• [Task objective]: Copy the listing word for word, from its first line through the line that contains "- bar: [1082, 311, 1133, 501]", and stop there.

• [Records provided]:
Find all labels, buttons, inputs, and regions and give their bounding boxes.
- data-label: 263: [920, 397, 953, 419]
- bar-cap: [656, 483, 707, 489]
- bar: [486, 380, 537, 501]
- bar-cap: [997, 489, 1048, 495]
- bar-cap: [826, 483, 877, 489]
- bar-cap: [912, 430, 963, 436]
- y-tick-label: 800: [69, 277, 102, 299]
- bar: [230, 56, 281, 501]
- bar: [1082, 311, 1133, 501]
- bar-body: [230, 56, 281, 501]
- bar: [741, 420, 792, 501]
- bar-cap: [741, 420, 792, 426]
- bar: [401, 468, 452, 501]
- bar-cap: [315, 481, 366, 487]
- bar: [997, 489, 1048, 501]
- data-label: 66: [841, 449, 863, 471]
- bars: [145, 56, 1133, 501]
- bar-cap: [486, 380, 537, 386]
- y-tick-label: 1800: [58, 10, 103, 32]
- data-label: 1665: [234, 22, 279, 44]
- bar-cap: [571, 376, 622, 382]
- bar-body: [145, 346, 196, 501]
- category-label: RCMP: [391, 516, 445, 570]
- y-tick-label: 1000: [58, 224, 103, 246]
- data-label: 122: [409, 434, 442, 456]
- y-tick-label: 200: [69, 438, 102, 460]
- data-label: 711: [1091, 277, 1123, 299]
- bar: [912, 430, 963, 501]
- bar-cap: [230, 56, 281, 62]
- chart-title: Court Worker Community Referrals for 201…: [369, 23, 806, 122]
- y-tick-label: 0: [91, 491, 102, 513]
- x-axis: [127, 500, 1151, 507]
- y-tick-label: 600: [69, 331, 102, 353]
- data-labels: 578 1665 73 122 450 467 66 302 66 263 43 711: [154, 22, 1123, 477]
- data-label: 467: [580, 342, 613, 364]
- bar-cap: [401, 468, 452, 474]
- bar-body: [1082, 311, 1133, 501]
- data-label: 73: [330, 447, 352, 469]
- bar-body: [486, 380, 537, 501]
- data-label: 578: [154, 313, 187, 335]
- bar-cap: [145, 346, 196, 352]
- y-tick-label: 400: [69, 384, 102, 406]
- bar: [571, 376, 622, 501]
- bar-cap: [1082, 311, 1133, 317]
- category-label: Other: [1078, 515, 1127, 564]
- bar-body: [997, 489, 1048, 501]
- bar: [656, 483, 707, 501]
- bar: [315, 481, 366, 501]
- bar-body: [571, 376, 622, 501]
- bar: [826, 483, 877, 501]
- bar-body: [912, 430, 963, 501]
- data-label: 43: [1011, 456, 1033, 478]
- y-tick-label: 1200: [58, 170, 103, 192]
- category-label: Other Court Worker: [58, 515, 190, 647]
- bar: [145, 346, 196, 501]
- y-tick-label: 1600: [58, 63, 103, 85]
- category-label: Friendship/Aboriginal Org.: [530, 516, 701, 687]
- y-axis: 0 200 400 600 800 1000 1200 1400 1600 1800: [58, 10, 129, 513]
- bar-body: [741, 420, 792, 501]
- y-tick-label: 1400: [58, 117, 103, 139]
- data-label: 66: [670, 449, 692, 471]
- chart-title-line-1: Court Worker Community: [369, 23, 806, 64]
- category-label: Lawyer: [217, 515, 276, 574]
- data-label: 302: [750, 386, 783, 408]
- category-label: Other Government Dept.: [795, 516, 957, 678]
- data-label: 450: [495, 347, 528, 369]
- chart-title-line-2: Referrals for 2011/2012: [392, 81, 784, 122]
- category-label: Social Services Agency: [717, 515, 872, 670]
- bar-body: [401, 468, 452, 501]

• [Exercise response]:
Find all labels, buttons, inputs, and regions and give their bounding boxes.
- data-label: 263: [920, 397, 953, 419]
- bar-cap: [656, 483, 707, 489]
- bar: [486, 380, 537, 501]
- bar-cap: [997, 489, 1048, 495]
- bar-cap: [826, 483, 877, 489]
- bar-cap: [912, 430, 963, 436]
- y-tick-label: 800: [69, 277, 102, 299]
- bar: [230, 56, 281, 501]
- bar: [1082, 311, 1133, 501]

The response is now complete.